- [TASK INSTRUCTIONS]:
[1] Duplicate the TRACE behavioral analysis text between "NOTE: Analysis is" and "find such disturbances.", inclusive.
[2] From the TRACE behavioral analysis text, list every system or machine named as an example of repetitive behavior.
[3] Sum up the TRACE behavioral analysis text in two sentences.

- [PASSAGE TO READ]:
-------------------------

TRACE Behavioral analysis

NOTE: Analysis is applied to the current filtered view

Many systems exhibit more or less repetitive behavior, e.g., video-processing pipelines and manufacturing machines such as professional printers and wafer scanners. Execution traces of such systems hence also are more or less repetitive. The running example of a video-processing system, for instance, gives highly repetitive traces, e.g., the one in Figure 1 which shows the processing of 11 frames. Disturbances in the repetitive patterns in an execution trace can hint at (performance) problems. The behavioral analysis that TRACE supports aims to find such disturbances.

Figure 1: A trace in which 11 images are processed.

-------------------------

- [PROVIDED DATA]:
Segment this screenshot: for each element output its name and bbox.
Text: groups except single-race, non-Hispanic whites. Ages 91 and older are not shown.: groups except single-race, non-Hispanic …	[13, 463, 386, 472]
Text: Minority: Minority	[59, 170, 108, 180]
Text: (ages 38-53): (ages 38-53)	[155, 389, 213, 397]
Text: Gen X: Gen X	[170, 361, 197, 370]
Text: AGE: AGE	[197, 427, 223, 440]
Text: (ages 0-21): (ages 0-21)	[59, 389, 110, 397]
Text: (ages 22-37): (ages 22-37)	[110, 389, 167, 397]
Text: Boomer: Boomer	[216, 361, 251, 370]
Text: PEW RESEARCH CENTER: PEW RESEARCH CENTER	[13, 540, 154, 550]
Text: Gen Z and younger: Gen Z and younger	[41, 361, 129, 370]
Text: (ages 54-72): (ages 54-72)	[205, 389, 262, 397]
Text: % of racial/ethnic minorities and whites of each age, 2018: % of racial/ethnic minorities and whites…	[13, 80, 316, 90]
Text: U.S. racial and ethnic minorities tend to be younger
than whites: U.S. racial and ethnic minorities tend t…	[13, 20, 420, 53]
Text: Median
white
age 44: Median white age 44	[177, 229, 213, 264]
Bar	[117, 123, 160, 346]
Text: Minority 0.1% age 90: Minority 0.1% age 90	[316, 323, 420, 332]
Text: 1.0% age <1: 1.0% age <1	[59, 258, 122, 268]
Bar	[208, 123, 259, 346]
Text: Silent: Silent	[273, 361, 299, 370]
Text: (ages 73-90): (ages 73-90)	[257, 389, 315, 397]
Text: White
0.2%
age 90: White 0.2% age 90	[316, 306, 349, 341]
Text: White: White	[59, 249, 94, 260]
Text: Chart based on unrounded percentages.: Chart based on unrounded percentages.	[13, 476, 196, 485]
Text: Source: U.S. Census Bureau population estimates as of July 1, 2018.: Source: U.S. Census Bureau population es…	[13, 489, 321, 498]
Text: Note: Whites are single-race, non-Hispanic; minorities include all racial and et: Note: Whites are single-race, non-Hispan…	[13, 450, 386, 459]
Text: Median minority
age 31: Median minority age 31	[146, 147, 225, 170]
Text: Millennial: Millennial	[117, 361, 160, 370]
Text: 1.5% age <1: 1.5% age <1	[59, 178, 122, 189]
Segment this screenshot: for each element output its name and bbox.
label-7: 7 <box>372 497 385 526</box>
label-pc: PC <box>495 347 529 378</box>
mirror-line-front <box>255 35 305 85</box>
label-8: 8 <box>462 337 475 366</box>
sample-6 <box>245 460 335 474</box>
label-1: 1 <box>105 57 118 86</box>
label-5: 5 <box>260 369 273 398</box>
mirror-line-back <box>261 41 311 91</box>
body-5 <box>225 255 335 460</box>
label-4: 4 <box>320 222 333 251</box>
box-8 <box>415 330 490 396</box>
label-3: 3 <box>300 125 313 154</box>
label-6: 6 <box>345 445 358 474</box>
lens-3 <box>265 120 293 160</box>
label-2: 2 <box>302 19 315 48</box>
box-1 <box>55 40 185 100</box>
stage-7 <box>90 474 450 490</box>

-------------------------

- [ANSWERS TO THE TASKS]:
[1]
NOTE: Analysis is applied to the current filtered view

Many systems exhibit more or less repetitive behavior, e.g., video-processing pipelines and manufacturing machines such as professional printers and wafer scanners. Execution traces of such systems hence also are more or less repetitive. The running example of a video-processing system, for instance, gives highly repetitive traces, e.g., the one in Figure 1 which shows the processing of 11 frames. Disturbances in the repetitive patterns in an execution trace can hint at (performance) problems. The behavioral analysis that TRACE supports aims to find such disturbances.

[2]
video-processing pipelines
manufacturing machines
professional printers
wafer scanners

[3] Many systems, such as video-processing pipelines and manufacturing machines, behave repetitively, so their execution traces are also repetitive. Disturbances in these patterns can hint at performance problems, and TRACE's behavioral analysis, which is applied to the current filtered view, aims to find them.